__Work to be completed__
Repeat the whole listing below, word for word.

------------------------

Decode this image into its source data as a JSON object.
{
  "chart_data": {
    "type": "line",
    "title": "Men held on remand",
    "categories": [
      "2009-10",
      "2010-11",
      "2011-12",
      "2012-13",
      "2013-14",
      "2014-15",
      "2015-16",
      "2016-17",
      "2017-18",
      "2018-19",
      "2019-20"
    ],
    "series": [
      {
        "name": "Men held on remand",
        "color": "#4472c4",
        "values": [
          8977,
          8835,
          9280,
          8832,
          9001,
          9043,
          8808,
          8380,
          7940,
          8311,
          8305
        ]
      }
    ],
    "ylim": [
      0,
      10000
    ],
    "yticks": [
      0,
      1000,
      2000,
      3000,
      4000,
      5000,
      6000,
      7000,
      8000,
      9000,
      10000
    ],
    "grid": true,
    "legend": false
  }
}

------------------------

__Problem solution__
Decode this image into its source data as a JSON object.
{
  "chart_data": {
    "type": "line",
    "title": "Men held on remand",
    "categories": [
      "2009-10",
      "2010-11",
      "2011-12",
      "2012-13",
      "2013-14",
      "2014-15",
      "2015-16",
      "2016-17",
      "2017-18",
      "2018-19",
      "2019-20"
    ],
    "series": [
      {
        "name": "Men held on remand",
        "color": "#4472c4",
        "values": [
          8977,
          8835,
          9280,
          8832,
          9001,
          9043,
          8808,
          8380,
          7940,
          8311,
          8305
        ]
      }
    ],
    "ylim": [
      0,
      10000
    ],
    "yticks": [
      0,
      1000,
      2000,
      3000,
      4000,
      5000,
      6000,
      7000,
      8000,
      9000,
      10000
    ],
    "grid": true,
    "legend": false
  }
}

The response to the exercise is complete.